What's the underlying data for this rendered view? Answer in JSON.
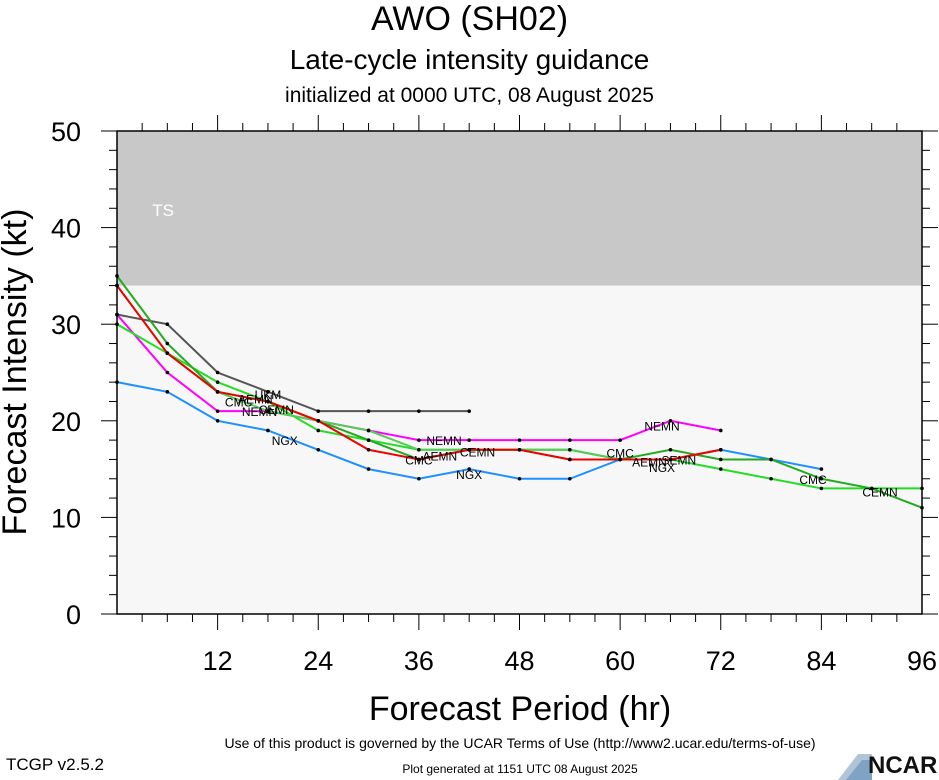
{
  "header": {
    "title": "AWO (SH02)",
    "subtitle": "Late-cycle intensity guidance",
    "init": "initialized at 0000 UTC, 08 August 2025"
  },
  "footer": {
    "terms": "Use of this product is governed by the UCAR Terms of Use (http://www2.ucar.edu/terms-of-use)",
    "version": "TCGP v2.5.2",
    "generated": "Plot generated at 1151 UTC   08 August 2025",
    "logo": "NCAR"
  },
  "colors": {
    "ts_band": "#c8c8c8",
    "plot_bg": "#f7f7f7",
    "NEMN": "#ff00ff",
    "NGX": "#1e90ff",
    "UKM": "#555555",
    "CEMN": "#22dd22",
    "CMC": "#22aa22",
    "AEMN": "#55cc55",
    "RED": "#ee0000"
  },
  "chart_data": {
    "type": "line",
    "xlabel": "Forecast Period (hr)",
    "ylabel": "Forecast Intensity (kt)",
    "xlim": [
      0,
      96
    ],
    "ylim": [
      0,
      50
    ],
    "xticks": [
      12,
      24,
      36,
      48,
      60,
      72,
      84,
      96
    ],
    "yticks": [
      0,
      10,
      20,
      30,
      40,
      50
    ],
    "category_bands": [
      {
        "label": "TS",
        "from": 34,
        "to": 50
      }
    ],
    "series": [
      {
        "name": "NEMN",
        "color": "#ff00ff",
        "x": [
          0,
          6,
          12,
          18,
          24,
          30,
          36,
          42,
          48,
          54,
          60,
          66,
          72
        ],
        "y": [
          31,
          25,
          21,
          21,
          20,
          19,
          18,
          18,
          18,
          18,
          18,
          20,
          19
        ],
        "labels": [
          {
            "text": "NEMN",
            "x": 17,
            "y": 21
          },
          {
            "text": "NEMN",
            "x": 39,
            "y": 18
          },
          {
            "text": "NEMN",
            "x": 65,
            "y": 19.5
          }
        ]
      },
      {
        "name": "NGX",
        "color": "#1e90ff",
        "x": [
          0,
          6,
          12,
          18,
          24,
          30,
          36,
          42,
          48,
          54,
          60,
          66,
          72,
          78,
          84
        ],
        "y": [
          24,
          23,
          20,
          19,
          17,
          15,
          14,
          15,
          14,
          14,
          16,
          16,
          17,
          16,
          15
        ],
        "labels": [
          {
            "text": "NGX",
            "x": 20,
            "y": 18
          },
          {
            "text": "NGX",
            "x": 42,
            "y": 14.5
          },
          {
            "text": "NGX",
            "x": 65,
            "y": 15.2
          }
        ]
      },
      {
        "name": "UKM",
        "color": "#555555",
        "x": [
          0,
          6,
          12,
          18,
          24,
          30,
          36,
          42
        ],
        "y": [
          31,
          30,
          25,
          23,
          21,
          21,
          21,
          21
        ],
        "labels": [
          {
            "text": "UKM",
            "x": 18,
            "y": 22.8
          }
        ]
      },
      {
        "name": "CEMN",
        "color": "#22dd22",
        "x": [
          0,
          6,
          12,
          18,
          24,
          30,
          36,
          42,
          48,
          54,
          60,
          66,
          72,
          78,
          84,
          90,
          96
        ],
        "y": [
          30,
          27,
          24,
          22,
          19,
          18,
          17,
          17,
          17,
          16,
          16,
          16,
          15,
          14,
          13,
          13,
          13
        ],
        "labels": [
          {
            "text": "CEMN",
            "x": 19,
            "y": 21.2
          },
          {
            "text": "CEMN",
            "x": 43,
            "y": 16.8
          },
          {
            "text": "CEMN",
            "x": 91,
            "y": 12.7
          }
        ]
      },
      {
        "name": "CMC",
        "color": "#22aa22",
        "x": [
          0,
          6,
          12,
          18,
          24,
          30,
          36,
          42,
          48,
          54,
          60,
          66,
          72,
          78,
          84,
          90,
          96
        ],
        "y": [
          35,
          28,
          23,
          22,
          20,
          18,
          16,
          17,
          17,
          17,
          16,
          17,
          16,
          16,
          14,
          13,
          11
        ],
        "labels": [
          {
            "text": "CMC",
            "x": 14.5,
            "y": 22.0
          },
          {
            "text": "CMC",
            "x": 36,
            "y": 16.0
          },
          {
            "text": "CMC",
            "x": 60,
            "y": 16.7
          },
          {
            "text": "CMC",
            "x": 83,
            "y": 14.0
          }
        ]
      },
      {
        "name": "AEMN",
        "color": "#55cc55",
        "x": [
          0,
          6,
          12,
          18,
          24,
          30,
          36,
          42,
          48,
          54,
          60,
          66,
          72
        ],
        "y": [
          34,
          27,
          23,
          21,
          20,
          19,
          17,
          17,
          17,
          17,
          16,
          16,
          17
        ],
        "labels": [
          {
            "text": "AEMN",
            "x": 16.5,
            "y": 22.3
          },
          {
            "text": "AEMN",
            "x": 38.5,
            "y": 16.4
          },
          {
            "text": "AEMN",
            "x": 63.5,
            "y": 15.8
          }
        ]
      },
      {
        "name": "SEMN",
        "color": "#ee0000",
        "x": [
          0,
          6,
          12,
          18,
          24,
          30,
          36,
          42,
          48,
          54,
          60,
          66,
          72
        ],
        "y": [
          34,
          27,
          23,
          22,
          20,
          17,
          16,
          17,
          17,
          16,
          16,
          16,
          17
        ],
        "labels": [
          {
            "text": "SEMN",
            "x": 67,
            "y": 16.0
          }
        ]
      }
    ]
  }
}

---*---

Search the listing for the word "this" and return each line that holds it.

What's the underlying data for this rendered view? Answer in JSON.
    "terms": "Use of this product is governed by the UCAR Terms of Use (http://www2.ucar.edu/terms-of-use)",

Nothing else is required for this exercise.